What is being asked - Where a line of the listing below includes the word "Земли", reproduce that line.

Data extracted from a collection:
[Begin]

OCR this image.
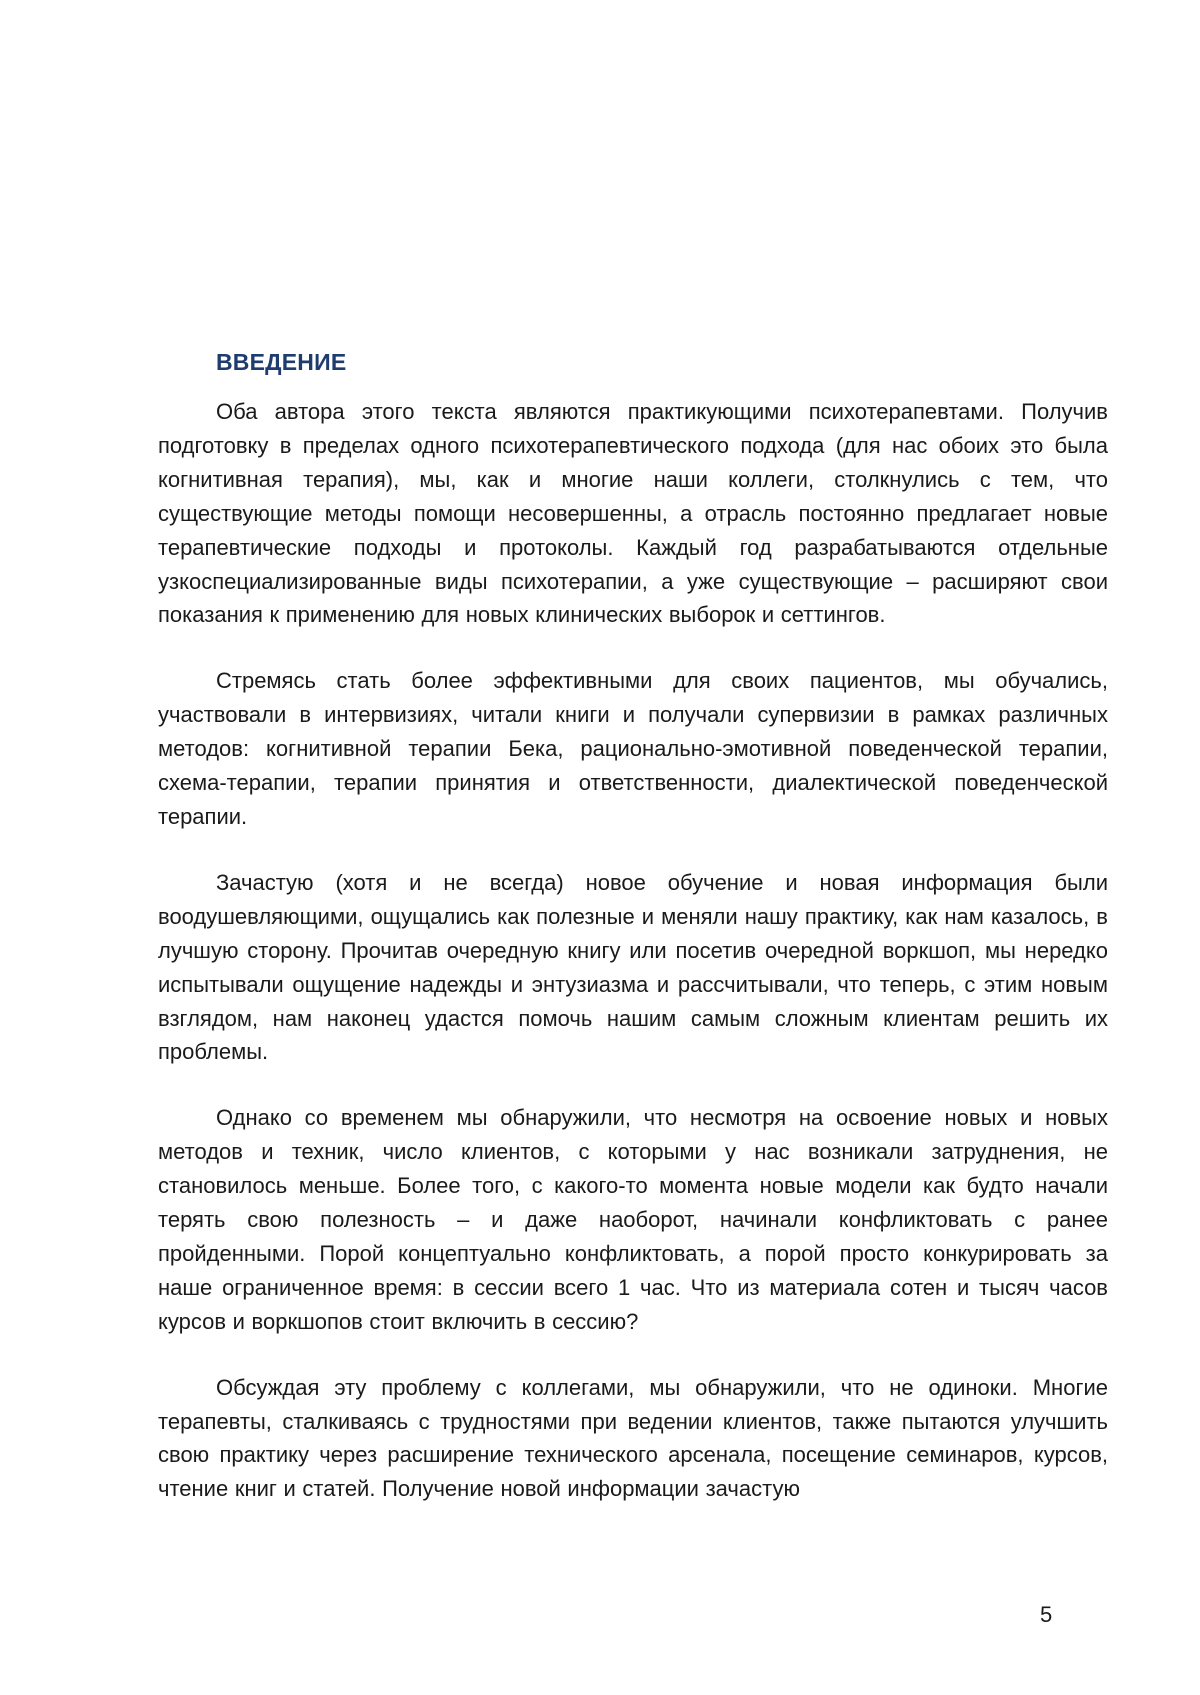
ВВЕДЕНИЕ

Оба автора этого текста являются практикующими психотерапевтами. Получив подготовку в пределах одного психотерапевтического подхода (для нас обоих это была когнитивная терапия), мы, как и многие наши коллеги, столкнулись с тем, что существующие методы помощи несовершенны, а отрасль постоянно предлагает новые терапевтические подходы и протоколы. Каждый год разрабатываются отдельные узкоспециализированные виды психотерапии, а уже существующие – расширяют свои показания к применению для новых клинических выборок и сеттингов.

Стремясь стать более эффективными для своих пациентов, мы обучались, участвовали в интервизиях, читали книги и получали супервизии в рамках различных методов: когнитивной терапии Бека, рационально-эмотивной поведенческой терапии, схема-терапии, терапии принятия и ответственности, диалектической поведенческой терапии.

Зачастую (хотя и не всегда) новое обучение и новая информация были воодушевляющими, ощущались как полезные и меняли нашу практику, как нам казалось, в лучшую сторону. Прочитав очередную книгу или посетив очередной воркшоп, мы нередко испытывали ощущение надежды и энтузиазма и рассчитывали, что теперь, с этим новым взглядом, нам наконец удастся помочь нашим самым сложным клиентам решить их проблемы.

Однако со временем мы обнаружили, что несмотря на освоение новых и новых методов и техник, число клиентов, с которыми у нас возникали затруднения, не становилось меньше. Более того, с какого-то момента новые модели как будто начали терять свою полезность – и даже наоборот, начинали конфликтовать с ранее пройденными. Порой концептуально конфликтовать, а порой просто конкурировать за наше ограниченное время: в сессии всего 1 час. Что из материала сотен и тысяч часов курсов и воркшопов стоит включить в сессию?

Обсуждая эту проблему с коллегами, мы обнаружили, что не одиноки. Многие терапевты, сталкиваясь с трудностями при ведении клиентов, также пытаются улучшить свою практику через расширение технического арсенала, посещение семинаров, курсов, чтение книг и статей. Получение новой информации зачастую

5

[End]
[Begin]

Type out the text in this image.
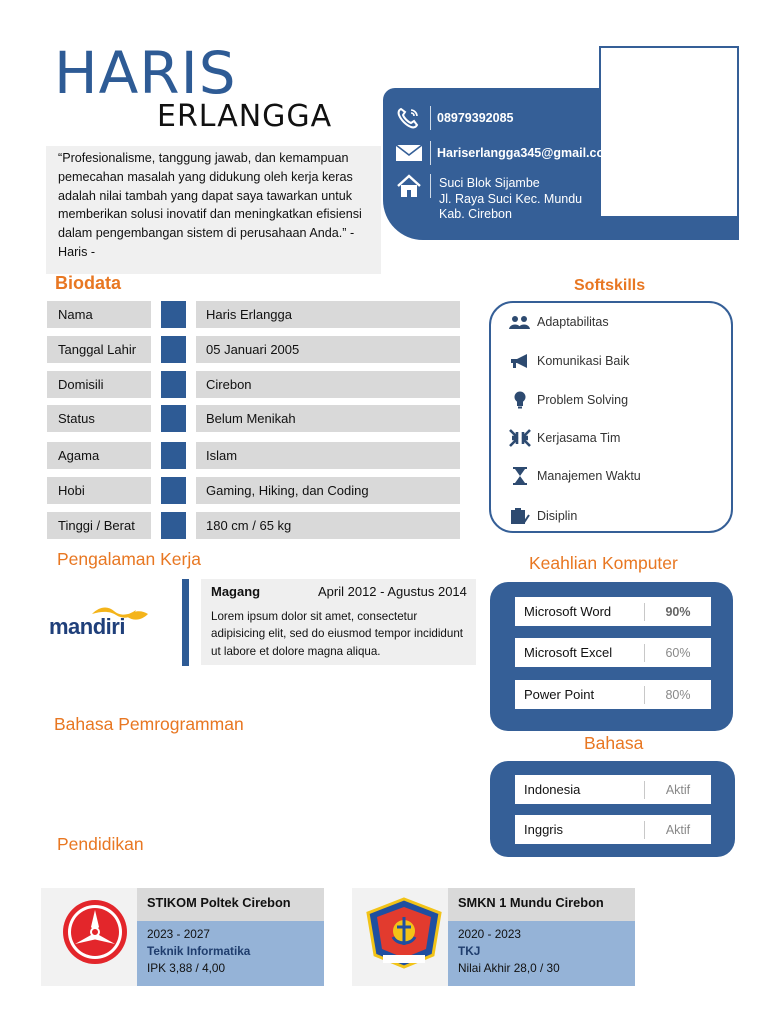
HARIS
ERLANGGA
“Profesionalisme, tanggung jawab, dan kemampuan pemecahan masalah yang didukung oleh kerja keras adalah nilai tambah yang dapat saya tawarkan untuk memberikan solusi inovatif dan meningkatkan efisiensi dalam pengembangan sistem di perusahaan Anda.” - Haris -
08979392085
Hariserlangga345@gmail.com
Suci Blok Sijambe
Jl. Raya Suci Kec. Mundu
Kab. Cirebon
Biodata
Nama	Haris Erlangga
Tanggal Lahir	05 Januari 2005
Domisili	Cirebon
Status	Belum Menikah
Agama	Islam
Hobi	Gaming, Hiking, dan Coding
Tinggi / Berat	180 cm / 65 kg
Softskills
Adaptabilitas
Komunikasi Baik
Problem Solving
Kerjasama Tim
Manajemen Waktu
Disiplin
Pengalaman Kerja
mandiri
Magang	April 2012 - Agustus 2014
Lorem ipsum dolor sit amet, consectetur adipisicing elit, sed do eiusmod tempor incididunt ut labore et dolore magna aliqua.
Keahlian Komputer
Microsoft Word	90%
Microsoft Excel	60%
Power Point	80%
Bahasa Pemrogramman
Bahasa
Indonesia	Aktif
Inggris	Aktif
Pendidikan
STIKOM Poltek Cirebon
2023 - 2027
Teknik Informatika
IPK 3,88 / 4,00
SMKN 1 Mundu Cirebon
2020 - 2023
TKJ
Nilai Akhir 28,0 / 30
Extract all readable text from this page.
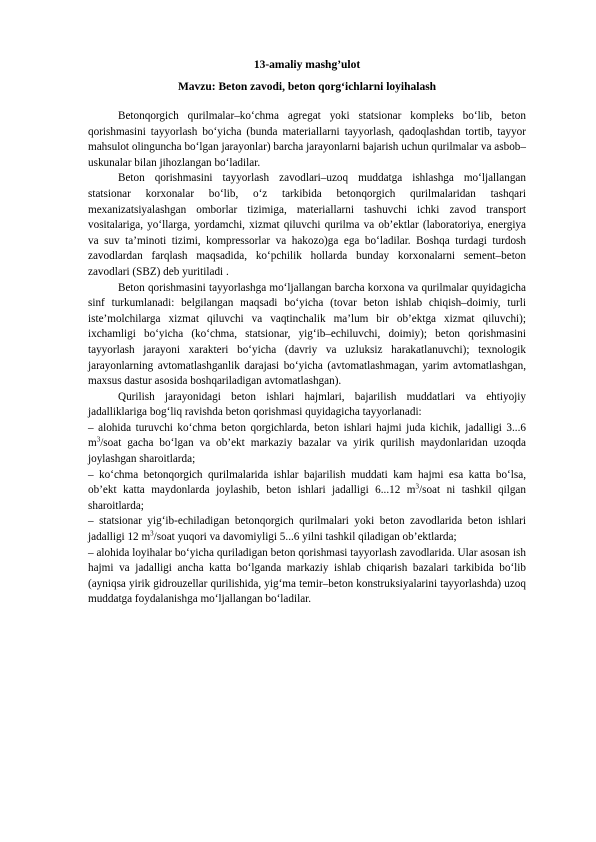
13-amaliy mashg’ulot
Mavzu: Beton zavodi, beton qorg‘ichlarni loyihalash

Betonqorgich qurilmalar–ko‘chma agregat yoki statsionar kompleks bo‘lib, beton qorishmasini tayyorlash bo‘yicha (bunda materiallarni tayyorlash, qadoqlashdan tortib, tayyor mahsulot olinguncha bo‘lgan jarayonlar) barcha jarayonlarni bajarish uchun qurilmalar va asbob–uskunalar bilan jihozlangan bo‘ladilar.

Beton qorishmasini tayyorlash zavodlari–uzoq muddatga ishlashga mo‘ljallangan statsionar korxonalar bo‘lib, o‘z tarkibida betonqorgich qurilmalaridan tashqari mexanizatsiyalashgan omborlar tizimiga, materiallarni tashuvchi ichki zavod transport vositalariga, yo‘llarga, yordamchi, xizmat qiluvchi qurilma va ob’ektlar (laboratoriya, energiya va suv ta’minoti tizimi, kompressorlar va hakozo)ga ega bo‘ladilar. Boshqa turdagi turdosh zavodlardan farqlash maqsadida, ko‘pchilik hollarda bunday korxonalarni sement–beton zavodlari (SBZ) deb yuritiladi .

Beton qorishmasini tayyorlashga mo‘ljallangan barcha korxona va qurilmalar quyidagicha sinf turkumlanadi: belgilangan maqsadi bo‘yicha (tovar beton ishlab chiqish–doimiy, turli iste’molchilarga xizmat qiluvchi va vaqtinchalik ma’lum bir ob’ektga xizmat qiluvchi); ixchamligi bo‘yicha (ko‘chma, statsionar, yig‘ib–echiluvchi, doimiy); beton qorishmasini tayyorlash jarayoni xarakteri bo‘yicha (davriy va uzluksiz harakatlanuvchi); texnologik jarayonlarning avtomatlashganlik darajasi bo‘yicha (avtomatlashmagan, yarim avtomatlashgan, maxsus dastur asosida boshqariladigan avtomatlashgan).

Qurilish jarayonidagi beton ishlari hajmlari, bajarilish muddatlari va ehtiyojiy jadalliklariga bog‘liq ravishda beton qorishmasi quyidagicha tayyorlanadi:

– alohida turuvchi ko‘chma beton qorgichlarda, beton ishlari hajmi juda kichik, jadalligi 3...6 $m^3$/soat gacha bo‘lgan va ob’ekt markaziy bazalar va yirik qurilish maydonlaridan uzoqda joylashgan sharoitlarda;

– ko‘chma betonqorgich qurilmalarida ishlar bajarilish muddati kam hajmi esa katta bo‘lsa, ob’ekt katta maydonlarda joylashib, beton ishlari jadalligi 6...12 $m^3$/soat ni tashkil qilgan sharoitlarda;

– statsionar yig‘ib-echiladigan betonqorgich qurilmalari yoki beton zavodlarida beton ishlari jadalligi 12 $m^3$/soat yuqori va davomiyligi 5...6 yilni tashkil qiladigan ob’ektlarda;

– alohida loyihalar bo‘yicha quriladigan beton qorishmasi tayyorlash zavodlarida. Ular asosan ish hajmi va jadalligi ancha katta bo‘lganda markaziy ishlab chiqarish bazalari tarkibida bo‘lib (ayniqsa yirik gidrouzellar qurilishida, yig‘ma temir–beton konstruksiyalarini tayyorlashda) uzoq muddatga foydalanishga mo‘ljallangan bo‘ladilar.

[End]
[Begin]

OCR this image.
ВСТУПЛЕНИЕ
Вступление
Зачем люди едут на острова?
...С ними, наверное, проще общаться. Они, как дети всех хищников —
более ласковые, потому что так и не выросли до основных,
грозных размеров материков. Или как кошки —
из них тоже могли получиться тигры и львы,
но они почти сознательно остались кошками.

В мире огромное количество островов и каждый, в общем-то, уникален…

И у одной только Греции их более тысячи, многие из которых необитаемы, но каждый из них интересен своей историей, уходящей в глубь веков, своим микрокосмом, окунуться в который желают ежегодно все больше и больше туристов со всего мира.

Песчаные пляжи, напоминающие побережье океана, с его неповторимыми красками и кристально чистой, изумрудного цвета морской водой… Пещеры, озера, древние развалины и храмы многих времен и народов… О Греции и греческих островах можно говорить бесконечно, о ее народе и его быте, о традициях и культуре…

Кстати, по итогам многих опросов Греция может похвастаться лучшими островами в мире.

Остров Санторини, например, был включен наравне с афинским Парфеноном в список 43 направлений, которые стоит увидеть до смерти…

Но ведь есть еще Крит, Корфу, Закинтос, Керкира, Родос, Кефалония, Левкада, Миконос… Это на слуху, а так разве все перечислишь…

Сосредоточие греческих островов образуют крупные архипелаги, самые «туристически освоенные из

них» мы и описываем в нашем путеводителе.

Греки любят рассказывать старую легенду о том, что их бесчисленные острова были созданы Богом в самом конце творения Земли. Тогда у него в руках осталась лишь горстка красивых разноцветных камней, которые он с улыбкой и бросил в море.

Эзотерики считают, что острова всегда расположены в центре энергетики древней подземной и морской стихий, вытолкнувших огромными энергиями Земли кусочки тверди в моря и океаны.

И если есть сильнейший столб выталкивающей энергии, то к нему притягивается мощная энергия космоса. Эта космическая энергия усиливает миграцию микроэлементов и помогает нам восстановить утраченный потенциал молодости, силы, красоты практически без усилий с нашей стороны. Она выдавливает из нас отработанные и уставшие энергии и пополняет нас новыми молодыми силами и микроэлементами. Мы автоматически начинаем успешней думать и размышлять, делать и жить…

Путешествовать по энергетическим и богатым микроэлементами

[End]

Result for this exercise -
Греки любят рассказывать старую легенду о том, что их бесчисленные острова были созданы Богом в самом конце творения Земли. Тогда у него в руках осталась лишь горстка красивых разноцветных камней, которые он с улыбкой и бросил в море.
Эзотерики считают, что острова всегда расположены в центре энергетики древней подземной и морской стихий, вытолкнувших огромными энергиями Земли кусочки тверди в моря и океаны.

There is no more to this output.